**Description of the task**
Copy the part of the records that opens with the line containing "- bubble: Fire: [1104, 712, 1254, 862]" and closes with the line containing "- label: Tourism: Tourism: [1308, 217, 1340, 227]", substituting "Vehicle Maintenance" for "Fleet Maintenance" and leaving everything else as it is.

##### Provided material #####

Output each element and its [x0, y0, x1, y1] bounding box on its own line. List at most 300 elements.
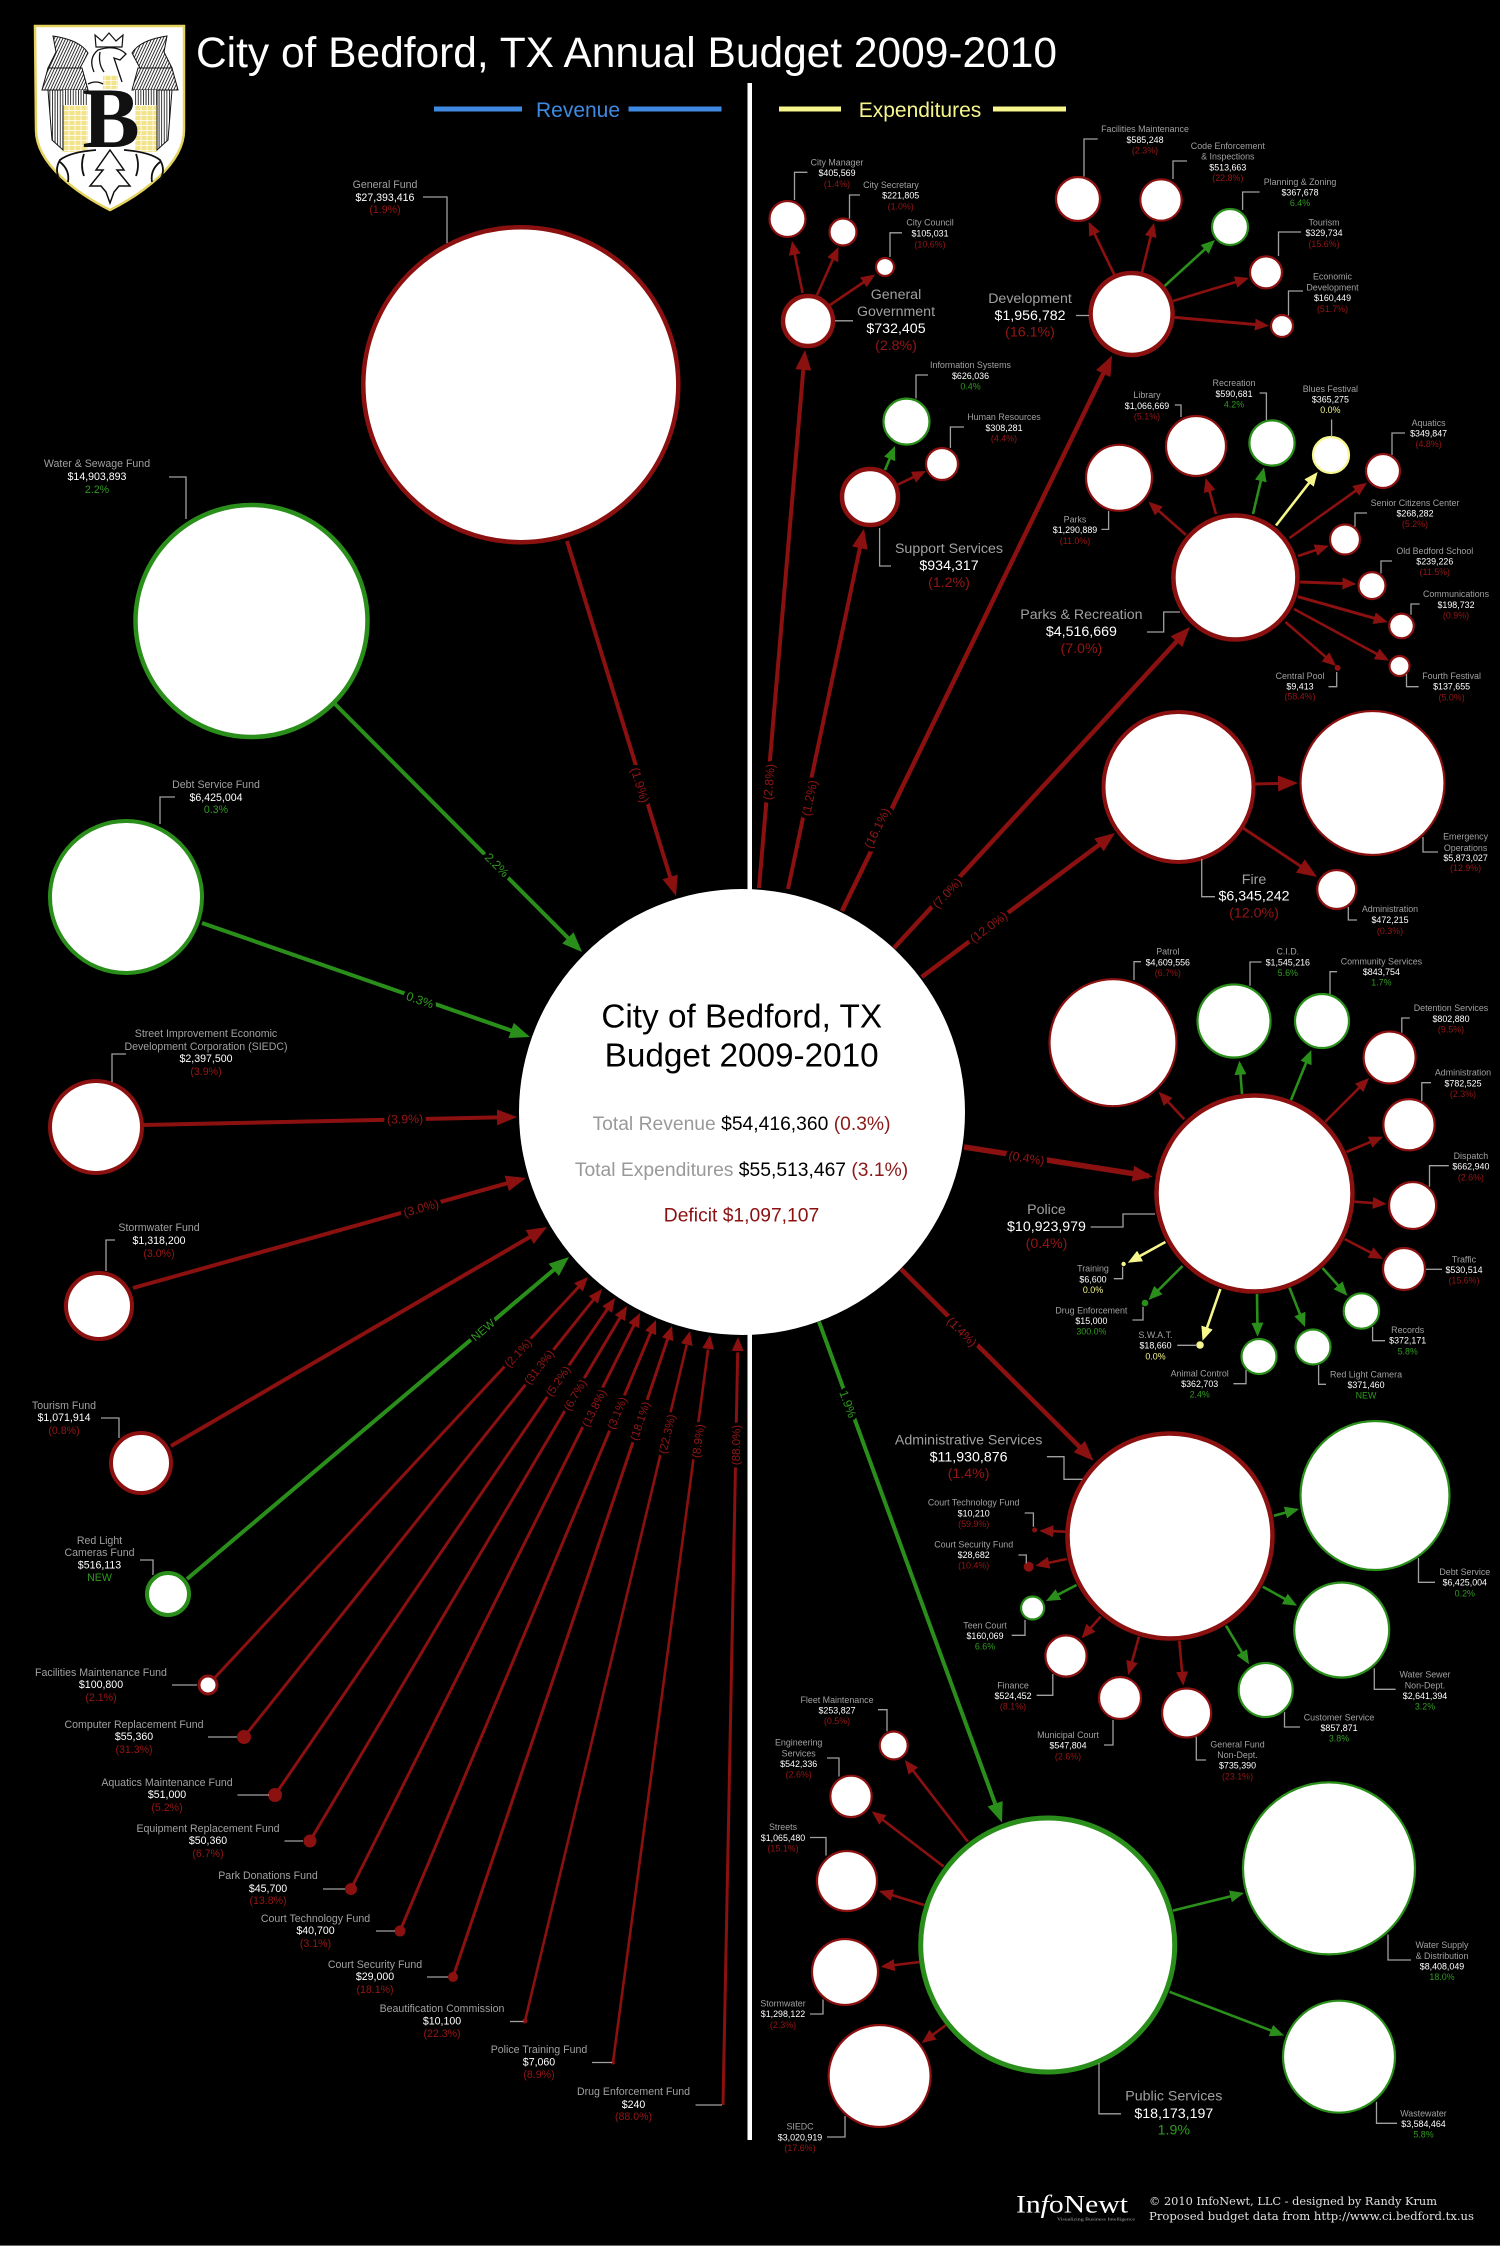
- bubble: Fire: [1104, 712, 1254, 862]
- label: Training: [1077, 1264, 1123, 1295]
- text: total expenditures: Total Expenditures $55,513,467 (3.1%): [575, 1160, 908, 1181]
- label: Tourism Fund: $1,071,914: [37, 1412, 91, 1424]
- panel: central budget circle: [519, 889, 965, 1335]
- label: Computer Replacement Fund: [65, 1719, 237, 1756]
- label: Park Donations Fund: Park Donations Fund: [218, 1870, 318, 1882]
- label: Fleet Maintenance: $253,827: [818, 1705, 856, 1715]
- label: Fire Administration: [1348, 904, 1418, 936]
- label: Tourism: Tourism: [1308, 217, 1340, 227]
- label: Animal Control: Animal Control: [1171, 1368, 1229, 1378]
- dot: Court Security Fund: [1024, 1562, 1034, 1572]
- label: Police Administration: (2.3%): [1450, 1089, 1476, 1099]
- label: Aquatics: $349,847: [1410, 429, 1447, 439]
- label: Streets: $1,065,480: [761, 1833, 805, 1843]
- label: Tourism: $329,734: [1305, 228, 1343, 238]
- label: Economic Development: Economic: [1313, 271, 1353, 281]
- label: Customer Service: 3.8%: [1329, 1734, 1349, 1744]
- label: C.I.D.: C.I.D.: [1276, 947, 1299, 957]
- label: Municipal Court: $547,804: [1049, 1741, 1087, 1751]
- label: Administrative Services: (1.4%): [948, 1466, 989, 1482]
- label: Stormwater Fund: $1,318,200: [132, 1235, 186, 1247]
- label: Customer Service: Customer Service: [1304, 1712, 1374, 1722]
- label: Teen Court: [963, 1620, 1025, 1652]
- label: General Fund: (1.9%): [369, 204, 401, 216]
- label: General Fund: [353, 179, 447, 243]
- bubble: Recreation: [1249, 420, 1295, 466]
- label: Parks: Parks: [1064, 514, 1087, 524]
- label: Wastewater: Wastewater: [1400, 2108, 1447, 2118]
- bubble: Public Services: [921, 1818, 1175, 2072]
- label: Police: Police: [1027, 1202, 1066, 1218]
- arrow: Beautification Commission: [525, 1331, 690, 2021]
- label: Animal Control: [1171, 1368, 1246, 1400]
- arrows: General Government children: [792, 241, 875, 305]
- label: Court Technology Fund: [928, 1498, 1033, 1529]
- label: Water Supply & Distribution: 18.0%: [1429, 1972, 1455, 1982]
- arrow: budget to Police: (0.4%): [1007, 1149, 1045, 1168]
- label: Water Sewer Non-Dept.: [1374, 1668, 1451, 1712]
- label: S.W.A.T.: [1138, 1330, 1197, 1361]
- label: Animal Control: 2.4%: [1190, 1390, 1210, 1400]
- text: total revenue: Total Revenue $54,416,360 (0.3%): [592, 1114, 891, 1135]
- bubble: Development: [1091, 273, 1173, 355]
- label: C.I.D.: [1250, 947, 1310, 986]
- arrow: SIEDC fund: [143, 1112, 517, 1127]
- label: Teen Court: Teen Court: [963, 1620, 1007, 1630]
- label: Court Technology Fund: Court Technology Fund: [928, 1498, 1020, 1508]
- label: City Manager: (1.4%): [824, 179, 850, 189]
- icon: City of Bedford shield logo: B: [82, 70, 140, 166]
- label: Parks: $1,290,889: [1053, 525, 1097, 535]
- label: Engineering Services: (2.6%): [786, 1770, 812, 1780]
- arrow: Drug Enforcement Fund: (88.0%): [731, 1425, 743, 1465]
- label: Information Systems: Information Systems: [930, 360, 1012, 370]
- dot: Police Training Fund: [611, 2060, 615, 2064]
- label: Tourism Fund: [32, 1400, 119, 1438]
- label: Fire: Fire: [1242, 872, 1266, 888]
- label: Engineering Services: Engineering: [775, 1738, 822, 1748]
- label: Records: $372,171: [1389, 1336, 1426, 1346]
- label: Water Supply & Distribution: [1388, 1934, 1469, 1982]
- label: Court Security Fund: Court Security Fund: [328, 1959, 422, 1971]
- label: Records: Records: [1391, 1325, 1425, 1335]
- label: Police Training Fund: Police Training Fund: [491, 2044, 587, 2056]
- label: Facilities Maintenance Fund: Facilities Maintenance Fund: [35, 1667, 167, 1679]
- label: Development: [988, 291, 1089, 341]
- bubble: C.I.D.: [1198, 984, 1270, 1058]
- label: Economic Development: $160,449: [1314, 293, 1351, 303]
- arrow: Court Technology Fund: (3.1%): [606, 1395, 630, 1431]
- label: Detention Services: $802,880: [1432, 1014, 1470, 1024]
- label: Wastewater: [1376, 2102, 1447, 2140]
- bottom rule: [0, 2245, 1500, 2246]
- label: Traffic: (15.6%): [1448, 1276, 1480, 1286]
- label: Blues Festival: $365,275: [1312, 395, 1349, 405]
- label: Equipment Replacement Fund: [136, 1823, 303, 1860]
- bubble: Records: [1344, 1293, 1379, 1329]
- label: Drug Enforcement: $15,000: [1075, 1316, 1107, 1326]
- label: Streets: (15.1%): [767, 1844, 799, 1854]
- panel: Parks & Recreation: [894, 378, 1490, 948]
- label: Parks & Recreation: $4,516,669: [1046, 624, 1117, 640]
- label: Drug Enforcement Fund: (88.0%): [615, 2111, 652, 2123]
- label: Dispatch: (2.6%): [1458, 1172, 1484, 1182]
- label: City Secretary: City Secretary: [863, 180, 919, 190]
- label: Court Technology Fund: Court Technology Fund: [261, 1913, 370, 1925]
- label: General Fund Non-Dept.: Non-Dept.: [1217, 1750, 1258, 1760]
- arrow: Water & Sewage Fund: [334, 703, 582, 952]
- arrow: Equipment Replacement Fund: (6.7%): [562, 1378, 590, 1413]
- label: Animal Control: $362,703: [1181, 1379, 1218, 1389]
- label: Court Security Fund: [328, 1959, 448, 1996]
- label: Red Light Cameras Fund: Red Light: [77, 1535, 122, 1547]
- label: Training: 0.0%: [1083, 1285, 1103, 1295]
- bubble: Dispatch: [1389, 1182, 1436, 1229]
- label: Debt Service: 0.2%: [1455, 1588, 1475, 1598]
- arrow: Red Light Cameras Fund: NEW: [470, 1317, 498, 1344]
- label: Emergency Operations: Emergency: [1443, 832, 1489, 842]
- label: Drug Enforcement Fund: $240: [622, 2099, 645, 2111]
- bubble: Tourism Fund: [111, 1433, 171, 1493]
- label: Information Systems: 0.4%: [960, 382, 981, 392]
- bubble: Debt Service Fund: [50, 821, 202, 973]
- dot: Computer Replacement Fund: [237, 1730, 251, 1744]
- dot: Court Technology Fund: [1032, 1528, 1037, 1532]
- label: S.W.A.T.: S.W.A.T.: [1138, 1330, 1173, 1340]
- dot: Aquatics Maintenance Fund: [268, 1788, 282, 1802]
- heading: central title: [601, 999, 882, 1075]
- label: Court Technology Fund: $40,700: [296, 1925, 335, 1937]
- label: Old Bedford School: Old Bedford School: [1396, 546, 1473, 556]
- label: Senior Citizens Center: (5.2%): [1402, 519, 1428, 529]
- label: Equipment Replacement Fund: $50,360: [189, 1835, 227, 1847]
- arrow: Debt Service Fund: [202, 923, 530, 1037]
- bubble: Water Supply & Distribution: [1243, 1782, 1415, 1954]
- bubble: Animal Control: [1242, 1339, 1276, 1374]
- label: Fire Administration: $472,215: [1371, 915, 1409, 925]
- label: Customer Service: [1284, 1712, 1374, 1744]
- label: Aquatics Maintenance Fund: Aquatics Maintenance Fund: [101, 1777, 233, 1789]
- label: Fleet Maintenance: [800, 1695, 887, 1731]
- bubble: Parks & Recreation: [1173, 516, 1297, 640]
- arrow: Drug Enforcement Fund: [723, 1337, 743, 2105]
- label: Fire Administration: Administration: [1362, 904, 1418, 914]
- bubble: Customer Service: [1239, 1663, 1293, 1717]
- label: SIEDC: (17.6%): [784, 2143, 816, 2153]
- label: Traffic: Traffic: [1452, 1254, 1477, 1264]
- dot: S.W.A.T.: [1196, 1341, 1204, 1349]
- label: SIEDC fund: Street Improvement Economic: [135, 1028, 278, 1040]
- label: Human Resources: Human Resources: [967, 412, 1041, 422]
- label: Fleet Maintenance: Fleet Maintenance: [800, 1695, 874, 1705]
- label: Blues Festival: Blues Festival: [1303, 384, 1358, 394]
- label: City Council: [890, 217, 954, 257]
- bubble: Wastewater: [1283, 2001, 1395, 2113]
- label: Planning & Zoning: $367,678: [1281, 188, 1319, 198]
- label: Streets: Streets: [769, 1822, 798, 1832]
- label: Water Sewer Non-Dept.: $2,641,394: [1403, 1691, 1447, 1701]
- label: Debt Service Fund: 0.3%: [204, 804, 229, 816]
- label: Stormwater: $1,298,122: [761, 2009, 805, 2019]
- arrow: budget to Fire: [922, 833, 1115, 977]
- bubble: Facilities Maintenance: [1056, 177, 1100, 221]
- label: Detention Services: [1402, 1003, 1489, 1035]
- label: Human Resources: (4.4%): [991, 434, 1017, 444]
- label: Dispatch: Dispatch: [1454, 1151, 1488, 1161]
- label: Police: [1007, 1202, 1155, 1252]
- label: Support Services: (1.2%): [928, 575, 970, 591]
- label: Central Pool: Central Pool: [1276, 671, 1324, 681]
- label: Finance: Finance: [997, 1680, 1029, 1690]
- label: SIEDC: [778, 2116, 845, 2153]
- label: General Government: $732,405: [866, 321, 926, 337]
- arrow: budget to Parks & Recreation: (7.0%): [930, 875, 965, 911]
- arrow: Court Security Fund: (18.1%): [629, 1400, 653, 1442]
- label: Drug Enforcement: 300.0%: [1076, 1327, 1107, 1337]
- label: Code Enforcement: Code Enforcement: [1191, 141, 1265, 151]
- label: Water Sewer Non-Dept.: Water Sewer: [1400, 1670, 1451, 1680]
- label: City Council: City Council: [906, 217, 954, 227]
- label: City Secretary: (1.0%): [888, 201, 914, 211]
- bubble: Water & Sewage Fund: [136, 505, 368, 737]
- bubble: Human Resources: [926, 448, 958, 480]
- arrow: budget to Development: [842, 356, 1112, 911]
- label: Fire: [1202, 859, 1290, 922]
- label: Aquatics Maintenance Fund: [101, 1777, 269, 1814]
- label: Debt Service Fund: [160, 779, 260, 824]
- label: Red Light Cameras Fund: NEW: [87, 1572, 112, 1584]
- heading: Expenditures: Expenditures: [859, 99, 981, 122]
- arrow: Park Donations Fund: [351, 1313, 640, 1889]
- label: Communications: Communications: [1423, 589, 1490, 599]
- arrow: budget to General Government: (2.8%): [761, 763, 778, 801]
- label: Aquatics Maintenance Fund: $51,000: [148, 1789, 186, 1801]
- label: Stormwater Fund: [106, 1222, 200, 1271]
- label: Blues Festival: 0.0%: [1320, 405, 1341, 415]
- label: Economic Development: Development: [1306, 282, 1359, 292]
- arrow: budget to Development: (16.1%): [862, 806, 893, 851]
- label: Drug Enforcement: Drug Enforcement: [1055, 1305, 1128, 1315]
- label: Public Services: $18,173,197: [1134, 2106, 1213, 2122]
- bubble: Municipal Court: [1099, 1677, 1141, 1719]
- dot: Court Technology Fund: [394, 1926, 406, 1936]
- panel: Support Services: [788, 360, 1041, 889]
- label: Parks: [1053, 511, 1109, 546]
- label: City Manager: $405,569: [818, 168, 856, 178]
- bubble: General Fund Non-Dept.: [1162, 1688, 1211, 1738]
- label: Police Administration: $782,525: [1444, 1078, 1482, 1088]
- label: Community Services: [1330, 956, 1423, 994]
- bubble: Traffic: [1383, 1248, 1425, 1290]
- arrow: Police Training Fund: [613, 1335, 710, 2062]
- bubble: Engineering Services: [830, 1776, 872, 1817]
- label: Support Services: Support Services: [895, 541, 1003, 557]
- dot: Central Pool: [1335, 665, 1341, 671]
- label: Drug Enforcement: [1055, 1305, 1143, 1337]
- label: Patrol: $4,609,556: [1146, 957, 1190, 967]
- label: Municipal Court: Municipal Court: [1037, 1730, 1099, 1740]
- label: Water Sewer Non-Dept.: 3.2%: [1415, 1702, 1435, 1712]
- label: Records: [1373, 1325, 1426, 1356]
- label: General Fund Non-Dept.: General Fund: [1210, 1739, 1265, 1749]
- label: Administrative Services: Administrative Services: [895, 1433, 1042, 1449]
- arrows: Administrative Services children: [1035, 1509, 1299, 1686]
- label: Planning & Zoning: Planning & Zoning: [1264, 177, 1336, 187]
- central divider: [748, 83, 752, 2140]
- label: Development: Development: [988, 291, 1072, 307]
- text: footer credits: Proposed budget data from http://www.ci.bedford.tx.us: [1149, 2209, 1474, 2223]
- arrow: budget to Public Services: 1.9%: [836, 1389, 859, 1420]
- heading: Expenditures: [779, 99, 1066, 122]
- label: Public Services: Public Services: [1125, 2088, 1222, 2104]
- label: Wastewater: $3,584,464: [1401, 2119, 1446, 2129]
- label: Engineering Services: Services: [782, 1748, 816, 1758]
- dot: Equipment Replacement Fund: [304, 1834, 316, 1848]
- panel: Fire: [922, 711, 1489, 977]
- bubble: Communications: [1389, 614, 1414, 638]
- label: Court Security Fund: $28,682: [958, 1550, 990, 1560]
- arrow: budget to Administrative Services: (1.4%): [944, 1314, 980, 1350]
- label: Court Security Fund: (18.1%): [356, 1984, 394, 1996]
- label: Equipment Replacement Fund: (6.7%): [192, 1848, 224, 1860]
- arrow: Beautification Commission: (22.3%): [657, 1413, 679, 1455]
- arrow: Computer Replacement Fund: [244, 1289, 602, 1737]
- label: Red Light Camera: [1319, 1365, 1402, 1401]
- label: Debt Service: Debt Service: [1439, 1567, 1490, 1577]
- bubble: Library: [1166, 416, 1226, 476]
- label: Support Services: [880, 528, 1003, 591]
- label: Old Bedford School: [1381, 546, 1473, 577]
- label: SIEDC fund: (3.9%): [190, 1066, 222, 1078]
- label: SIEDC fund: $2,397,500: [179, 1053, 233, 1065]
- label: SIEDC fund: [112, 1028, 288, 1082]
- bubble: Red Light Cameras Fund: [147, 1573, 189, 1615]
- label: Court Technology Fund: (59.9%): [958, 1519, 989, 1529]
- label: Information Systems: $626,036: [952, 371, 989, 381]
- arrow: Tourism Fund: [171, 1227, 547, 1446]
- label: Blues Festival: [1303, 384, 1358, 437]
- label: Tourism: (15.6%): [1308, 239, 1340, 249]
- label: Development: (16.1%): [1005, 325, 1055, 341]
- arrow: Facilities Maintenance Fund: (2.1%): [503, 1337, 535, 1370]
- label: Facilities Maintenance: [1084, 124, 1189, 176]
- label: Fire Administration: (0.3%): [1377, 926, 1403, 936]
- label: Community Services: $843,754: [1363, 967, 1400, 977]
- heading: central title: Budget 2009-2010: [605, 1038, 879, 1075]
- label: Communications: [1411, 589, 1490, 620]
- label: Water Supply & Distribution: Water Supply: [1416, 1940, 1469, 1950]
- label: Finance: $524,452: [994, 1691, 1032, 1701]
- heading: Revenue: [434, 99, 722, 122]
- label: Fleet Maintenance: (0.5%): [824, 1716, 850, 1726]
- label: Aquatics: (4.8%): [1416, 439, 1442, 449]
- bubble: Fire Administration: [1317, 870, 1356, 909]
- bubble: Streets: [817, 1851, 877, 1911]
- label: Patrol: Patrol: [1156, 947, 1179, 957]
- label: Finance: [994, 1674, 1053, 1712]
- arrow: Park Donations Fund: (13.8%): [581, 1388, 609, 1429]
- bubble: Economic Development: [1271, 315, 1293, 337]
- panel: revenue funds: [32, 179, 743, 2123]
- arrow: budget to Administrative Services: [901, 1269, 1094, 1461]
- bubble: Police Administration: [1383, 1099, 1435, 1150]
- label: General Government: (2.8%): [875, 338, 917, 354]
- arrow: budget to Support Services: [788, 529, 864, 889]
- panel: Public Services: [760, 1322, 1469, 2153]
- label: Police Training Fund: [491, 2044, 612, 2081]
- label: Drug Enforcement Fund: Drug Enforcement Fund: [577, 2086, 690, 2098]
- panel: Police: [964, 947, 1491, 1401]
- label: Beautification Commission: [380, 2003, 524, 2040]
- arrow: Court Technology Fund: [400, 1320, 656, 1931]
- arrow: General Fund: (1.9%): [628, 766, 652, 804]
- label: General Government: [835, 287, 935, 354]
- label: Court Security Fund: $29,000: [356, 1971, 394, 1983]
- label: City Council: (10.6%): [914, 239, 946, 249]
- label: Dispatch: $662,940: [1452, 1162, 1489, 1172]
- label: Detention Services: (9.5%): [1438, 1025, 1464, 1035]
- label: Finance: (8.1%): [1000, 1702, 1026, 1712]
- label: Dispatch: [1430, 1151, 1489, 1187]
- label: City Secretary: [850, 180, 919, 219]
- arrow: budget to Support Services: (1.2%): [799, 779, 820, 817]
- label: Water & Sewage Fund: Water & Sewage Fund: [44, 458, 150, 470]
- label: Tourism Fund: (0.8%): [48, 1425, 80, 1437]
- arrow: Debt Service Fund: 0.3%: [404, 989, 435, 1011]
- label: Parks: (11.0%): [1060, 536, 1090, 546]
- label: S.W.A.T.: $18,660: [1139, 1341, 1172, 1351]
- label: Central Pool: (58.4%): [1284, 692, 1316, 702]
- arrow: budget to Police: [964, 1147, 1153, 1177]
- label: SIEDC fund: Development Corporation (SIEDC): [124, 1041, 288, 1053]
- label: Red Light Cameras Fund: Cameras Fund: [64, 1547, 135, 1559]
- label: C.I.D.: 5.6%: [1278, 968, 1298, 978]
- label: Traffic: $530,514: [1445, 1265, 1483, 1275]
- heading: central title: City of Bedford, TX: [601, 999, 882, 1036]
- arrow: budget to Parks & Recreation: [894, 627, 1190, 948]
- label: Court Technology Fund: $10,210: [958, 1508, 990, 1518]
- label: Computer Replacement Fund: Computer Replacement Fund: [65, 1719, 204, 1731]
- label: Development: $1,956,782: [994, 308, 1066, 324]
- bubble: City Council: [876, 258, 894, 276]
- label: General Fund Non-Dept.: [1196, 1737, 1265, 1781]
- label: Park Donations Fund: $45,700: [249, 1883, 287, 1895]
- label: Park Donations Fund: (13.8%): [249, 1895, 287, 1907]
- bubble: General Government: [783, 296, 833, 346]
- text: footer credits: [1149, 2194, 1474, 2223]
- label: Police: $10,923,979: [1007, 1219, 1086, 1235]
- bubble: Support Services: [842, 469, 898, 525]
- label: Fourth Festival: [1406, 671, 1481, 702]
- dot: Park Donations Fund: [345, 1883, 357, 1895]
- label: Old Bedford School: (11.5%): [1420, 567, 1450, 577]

#####

**Answer in full**
- bubble: Fire: [1104, 712, 1254, 862]
- label: Training: [1077, 1264, 1123, 1295]
- text: total expenditures: Total Expenditures $55,513,467 (3.1%): [575, 1160, 908, 1181]
- label: Tourism Fund: $1,071,914: [37, 1412, 91, 1424]
- panel: central budget circle: [519, 889, 965, 1335]
- label: Computer Replacement Fund: [65, 1719, 237, 1756]
- label: Park Donations Fund: Park Donations Fund: [218, 1870, 318, 1882]
- label: Vehicle Maintenance: $253,827: [818, 1705, 856, 1715]
- label: Fire Administration: [1348, 904, 1418, 936]
- label: Tourism: Tourism: [1308, 217, 1340, 227]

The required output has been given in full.